Records to process -
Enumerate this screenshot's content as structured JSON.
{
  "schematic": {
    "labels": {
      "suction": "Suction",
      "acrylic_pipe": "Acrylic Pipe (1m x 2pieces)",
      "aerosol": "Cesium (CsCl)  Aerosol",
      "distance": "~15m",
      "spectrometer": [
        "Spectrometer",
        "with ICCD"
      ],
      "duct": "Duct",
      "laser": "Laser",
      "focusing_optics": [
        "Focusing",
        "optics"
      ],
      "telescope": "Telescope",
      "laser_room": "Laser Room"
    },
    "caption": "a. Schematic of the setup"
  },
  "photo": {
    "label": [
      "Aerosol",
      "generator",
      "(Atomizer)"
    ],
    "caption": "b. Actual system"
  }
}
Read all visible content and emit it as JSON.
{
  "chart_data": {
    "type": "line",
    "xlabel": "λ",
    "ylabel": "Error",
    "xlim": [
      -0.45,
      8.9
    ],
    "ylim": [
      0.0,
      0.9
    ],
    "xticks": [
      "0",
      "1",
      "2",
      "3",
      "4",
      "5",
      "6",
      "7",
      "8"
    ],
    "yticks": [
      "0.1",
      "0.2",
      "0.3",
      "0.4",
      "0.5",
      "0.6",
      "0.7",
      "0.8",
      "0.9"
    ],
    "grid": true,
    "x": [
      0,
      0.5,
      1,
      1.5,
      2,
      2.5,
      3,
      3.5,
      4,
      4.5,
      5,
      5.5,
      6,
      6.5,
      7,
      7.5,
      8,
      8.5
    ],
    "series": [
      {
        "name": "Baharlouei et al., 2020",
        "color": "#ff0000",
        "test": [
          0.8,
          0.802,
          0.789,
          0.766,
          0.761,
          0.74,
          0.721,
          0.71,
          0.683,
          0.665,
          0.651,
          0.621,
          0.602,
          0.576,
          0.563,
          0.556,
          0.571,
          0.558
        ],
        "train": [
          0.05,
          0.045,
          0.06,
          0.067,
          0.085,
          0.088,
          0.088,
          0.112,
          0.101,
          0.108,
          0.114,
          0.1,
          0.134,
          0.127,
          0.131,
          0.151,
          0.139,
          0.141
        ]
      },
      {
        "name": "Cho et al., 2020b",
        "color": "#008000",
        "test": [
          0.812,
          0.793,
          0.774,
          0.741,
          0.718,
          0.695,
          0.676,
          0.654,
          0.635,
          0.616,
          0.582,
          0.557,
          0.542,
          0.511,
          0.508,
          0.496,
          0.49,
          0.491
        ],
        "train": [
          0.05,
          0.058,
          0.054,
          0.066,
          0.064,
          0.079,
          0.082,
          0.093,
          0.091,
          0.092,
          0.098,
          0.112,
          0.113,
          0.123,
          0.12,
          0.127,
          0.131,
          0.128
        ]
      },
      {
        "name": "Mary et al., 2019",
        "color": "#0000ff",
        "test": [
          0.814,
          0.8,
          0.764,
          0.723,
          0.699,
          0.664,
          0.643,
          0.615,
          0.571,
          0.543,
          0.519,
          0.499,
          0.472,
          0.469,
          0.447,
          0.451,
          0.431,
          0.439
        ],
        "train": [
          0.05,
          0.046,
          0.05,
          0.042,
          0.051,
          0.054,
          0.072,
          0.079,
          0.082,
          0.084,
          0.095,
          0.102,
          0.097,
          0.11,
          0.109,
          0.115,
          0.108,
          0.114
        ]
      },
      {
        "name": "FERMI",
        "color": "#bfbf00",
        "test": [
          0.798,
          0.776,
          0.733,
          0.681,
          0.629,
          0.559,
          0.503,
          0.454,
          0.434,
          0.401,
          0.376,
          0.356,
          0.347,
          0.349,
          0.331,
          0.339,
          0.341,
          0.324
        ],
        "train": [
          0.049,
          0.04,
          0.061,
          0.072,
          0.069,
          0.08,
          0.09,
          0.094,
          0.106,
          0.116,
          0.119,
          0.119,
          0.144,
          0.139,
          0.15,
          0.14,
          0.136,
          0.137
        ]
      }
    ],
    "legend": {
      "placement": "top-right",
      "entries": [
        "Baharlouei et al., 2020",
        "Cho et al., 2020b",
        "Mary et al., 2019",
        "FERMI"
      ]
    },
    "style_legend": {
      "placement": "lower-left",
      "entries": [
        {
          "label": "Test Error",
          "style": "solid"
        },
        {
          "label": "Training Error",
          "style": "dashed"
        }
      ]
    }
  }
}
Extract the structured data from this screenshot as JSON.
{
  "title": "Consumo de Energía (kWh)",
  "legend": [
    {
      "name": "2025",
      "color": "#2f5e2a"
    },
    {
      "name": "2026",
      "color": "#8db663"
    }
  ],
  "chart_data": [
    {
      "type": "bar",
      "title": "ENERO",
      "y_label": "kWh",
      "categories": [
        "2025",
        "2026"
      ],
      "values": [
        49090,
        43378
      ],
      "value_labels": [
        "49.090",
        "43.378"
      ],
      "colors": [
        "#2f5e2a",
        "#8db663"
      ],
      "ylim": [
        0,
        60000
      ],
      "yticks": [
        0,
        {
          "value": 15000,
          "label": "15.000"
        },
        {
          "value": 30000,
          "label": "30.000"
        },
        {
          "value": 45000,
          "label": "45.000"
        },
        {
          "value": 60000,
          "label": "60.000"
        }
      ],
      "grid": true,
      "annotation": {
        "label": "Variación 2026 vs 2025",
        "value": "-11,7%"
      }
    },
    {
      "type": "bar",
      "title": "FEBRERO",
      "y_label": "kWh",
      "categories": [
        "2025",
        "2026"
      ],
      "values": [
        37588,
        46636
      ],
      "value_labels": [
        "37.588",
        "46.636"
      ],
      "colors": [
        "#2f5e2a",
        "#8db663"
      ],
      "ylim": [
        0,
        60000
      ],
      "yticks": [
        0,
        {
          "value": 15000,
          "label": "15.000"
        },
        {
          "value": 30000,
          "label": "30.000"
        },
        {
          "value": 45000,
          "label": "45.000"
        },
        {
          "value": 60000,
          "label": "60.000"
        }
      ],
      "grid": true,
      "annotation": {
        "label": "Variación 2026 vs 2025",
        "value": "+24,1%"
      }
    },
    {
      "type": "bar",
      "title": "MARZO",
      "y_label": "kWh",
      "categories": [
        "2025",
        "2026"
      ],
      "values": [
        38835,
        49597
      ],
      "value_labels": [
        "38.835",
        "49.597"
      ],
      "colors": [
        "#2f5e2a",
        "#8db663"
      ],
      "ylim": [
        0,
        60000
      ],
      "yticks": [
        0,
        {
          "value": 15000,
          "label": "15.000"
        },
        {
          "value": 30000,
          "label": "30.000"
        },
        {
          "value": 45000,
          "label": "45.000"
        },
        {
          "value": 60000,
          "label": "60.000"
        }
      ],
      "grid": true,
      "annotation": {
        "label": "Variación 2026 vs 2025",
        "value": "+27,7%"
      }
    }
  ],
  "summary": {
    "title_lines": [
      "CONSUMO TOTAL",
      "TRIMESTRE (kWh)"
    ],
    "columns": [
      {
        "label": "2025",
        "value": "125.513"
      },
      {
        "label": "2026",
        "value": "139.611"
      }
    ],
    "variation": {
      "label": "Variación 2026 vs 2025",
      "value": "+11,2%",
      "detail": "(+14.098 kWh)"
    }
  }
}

The task - Go over the records above and tally the lines with the word "content" in them. Give the number alone.

The response - 2